# To be done
Where a line contains the string "specialitate", copy that line.

# Given records
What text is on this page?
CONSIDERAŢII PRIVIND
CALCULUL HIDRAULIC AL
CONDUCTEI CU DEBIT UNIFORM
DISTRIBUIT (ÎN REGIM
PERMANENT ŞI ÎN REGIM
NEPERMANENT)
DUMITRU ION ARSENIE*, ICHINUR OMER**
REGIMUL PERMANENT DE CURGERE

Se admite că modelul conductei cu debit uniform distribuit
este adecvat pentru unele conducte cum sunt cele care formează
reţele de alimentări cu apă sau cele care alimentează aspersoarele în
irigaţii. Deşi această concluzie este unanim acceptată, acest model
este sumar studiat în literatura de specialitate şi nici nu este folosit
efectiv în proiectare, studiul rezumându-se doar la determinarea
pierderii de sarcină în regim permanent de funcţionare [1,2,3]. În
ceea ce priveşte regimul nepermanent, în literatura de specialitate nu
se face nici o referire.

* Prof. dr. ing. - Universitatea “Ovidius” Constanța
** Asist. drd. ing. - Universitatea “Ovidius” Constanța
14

# In response
este sumar studiat în literatura de specialitate şi nici nu este folosit
ceea ce priveşte regimul nepermanent, în literatura de specialitate nu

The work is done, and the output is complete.